— begin —

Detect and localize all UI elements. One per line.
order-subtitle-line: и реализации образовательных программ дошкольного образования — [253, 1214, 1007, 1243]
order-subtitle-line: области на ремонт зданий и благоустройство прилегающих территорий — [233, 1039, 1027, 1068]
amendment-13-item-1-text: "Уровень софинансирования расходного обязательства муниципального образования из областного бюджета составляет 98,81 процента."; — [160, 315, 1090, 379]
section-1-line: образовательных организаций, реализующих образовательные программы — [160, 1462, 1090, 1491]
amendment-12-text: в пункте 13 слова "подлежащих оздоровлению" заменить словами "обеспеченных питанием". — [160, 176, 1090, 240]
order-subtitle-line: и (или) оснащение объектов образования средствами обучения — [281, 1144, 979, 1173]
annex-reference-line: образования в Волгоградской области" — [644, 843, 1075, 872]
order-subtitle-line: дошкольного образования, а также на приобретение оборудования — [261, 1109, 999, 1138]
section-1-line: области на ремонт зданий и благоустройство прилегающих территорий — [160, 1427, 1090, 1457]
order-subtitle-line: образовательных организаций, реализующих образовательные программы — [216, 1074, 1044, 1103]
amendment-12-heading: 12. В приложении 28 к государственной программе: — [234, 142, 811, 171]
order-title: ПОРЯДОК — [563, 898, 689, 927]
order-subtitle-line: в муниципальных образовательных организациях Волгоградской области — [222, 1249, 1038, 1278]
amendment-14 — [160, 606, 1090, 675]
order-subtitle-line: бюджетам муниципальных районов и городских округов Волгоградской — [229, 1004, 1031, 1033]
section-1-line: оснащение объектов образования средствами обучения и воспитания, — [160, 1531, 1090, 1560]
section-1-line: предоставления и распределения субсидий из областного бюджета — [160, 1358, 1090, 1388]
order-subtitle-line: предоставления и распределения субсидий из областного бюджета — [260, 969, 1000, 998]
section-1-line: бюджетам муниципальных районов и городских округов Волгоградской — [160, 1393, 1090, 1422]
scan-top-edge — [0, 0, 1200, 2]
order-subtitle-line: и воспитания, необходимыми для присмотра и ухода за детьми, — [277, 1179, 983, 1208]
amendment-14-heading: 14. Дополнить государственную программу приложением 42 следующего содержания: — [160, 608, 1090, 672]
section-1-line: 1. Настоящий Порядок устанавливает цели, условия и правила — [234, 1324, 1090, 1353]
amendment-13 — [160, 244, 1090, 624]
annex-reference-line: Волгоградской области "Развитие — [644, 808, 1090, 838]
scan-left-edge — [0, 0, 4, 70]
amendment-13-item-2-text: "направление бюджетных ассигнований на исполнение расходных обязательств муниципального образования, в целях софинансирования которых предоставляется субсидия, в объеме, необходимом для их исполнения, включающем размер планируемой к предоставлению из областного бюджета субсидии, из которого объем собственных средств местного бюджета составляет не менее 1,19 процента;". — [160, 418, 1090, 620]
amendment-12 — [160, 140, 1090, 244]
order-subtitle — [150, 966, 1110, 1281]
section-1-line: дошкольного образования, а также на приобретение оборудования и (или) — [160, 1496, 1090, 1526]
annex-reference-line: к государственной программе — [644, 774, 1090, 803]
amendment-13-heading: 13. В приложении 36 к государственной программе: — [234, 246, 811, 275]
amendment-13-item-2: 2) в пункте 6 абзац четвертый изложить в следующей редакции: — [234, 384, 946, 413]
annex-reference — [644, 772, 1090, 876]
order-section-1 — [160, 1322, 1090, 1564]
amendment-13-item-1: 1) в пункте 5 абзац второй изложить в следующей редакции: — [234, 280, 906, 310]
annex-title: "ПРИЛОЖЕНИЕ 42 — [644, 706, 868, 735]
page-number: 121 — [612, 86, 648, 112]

— end —

Set exercise:
Edit the lines above by replacing every "section-1-line" with "section-one-line", leaving the rest unchanged.

Completed exercise:
Detect and localize all UI elements. One per line.
order-subtitle-line: и реализации образовательных программ дошкольного образования — [253, 1214, 1007, 1243]
order-subtitle-line: области на ремонт зданий и благоустройство прилегающих территорий — [233, 1039, 1027, 1068]
amendment-13-item-1-text: "Уровень софинансирования расходного обязательства муниципального образования из областного бюджета составляет 98,81 процента."; — [160, 315, 1090, 379]
section-one-line: образовательных организаций, реализующих образовательные программы — [160, 1462, 1090, 1491]
amendment-12-text: в пункте 13 слова "подлежащих оздоровлению" заменить словами "обеспеченных питанием". — [160, 176, 1090, 240]
order-subtitle-line: и (или) оснащение объектов образования средствами обучения — [281, 1144, 979, 1173]
annex-reference-line: образования в Волгоградской области" — [644, 843, 1075, 872]
order-subtitle-line: дошкольного образования, а также на приобретение оборудования — [261, 1109, 999, 1138]
section-one-line: области на ремонт зданий и благоустройство прилегающих территорий — [160, 1427, 1090, 1457]
order-subtitle-line: образовательных организаций, реализующих образовательные программы — [216, 1074, 1044, 1103]
amendment-12-heading: 12. В приложении 28 к государственной программе: — [234, 142, 811, 171]
order-title: ПОРЯДОК — [563, 898, 689, 927]
order-subtitle-line: в муниципальных образовательных организациях Волгоградской области — [222, 1249, 1038, 1278]
amendment-14 — [160, 606, 1090, 675]
order-subtitle-line: бюджетам муниципальных районов и городских округов Волгоградской — [229, 1004, 1031, 1033]
section-one-line: оснащение объектов образования средствами обучения и воспитания, — [160, 1531, 1090, 1560]
section-one-line: предоставления и распределения субсидий из областного бюджета — [160, 1358, 1090, 1388]
order-subtitle-line: предоставления и распределения субсидий из областного бюджета — [260, 969, 1000, 998]
section-one-line: бюджетам муниципальных районов и городских округов Волгоградской — [160, 1393, 1090, 1422]
scan-top-edge — [0, 0, 1200, 2]
order-subtitle-line: и воспитания, необходимыми для присмотра и ухода за детьми, — [277, 1179, 983, 1208]
amendment-14-heading: 14. Дополнить государственную программу приложением 42 следующего содержания: — [160, 608, 1090, 672]
section-one-line: 1. Настоящий Порядок устанавливает цели, условия и правила — [234, 1324, 1090, 1353]
amendment-13 — [160, 244, 1090, 624]
annex-reference-line: Волгоградской области "Развитие — [644, 808, 1090, 838]
scan-left-edge — [0, 0, 4, 70]
amendment-13-item-2-text: "направление бюджетных ассигнований на исполнение расходных обязательств муниципального образования, в целях софинансирования которых предоставляется субсидия, в объеме, необходимом для их исполнения, включающем размер планируемой к предоставлению из областного бюджета субсидии, из которого объем собственных средств местного бюджета составляет не менее 1,19 процента;". — [160, 418, 1090, 620]
amendment-12 — [160, 140, 1090, 244]
order-subtitle — [150, 966, 1110, 1281]
section-one-line: дошкольного образования, а также на приобретение оборудования и (или) — [160, 1496, 1090, 1526]
annex-reference-line: к государственной программе — [644, 774, 1090, 803]
amendment-13-heading: 13. В приложении 36 к государственной программе: — [234, 246, 811, 275]
amendment-13-item-2: 2) в пункте 6 абзац четвертый изложить в следующей редакции: — [234, 384, 946, 413]
annex-reference — [644, 772, 1090, 876]
order-section-1 — [160, 1322, 1090, 1564]
amendment-13-item-1: 1) в пункте 5 абзац второй изложить в следующей редакции: — [234, 280, 906, 310]
annex-title: "ПРИЛОЖЕНИЕ 42 — [644, 706, 868, 735]
page-number: 121 — [612, 86, 648, 112]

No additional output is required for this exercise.